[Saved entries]

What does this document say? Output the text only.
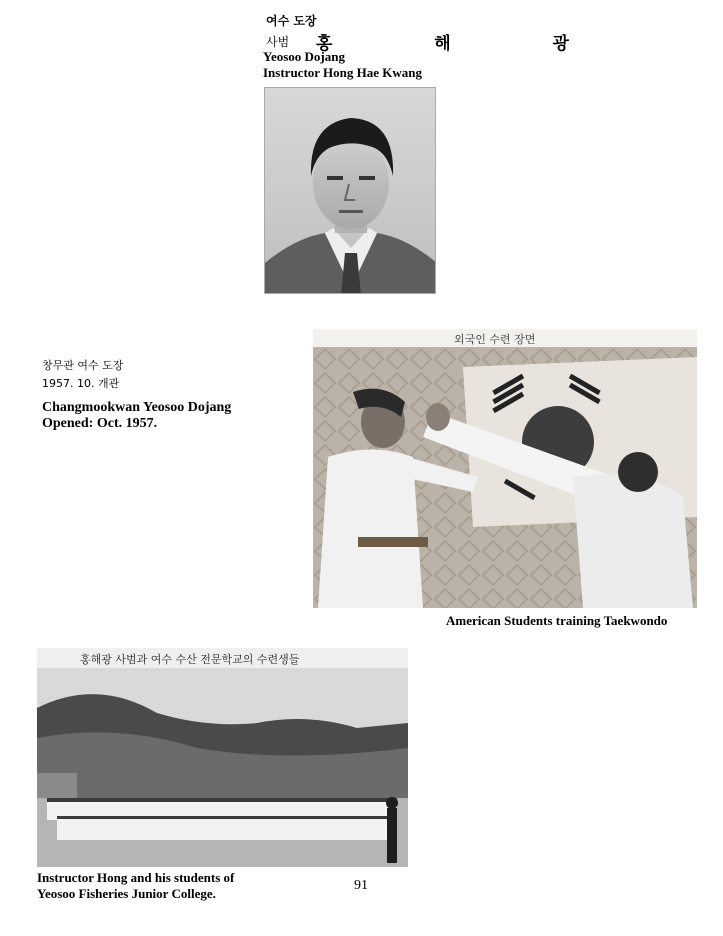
여수 도장
사범 홍  해  광
Yeosoo Dojang
Instructor Hong Hae Kwang
창무관 여수 도장
1957. 10. 개관
Changmookwan Yeosoo Dojang
Opened: Oct. 1957.
외국인 수련 장면
American Students training Taekwondo
홍해광 사범과 여수 수산 전문학교의 수련생들
Instructor Hong and his students of
Yeosoo Fisheries Junior College.
91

• **Instructions for the task**: Using the listing above, show every line that includes the string "Instructor".

• **Task response**:
Instructor Hong Hae Kwang
Instructor Hong and his students of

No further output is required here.